* begin *
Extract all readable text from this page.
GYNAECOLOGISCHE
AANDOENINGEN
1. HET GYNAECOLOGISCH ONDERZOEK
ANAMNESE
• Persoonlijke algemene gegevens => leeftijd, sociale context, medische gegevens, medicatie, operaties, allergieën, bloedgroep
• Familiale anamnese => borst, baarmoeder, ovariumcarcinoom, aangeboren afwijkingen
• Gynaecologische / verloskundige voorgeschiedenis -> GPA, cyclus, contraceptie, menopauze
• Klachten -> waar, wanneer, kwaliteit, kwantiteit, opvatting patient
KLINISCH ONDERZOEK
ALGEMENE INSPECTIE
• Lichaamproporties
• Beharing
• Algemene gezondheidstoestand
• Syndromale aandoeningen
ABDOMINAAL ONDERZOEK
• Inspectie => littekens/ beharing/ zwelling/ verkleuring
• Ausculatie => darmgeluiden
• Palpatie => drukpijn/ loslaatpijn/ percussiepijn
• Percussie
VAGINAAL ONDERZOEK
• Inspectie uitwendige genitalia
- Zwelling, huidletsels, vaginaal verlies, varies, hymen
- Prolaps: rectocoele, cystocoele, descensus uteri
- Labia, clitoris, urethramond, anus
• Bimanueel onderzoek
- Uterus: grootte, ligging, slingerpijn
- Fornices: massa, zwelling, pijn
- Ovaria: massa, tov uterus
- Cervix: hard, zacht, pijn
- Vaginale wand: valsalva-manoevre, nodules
* end *
* Short task:
Gather from the records above every line containing the string "massa".

* Worked solution:
- Fornices: massa, zwelling, pijn
- Ovaria: massa, tov uterus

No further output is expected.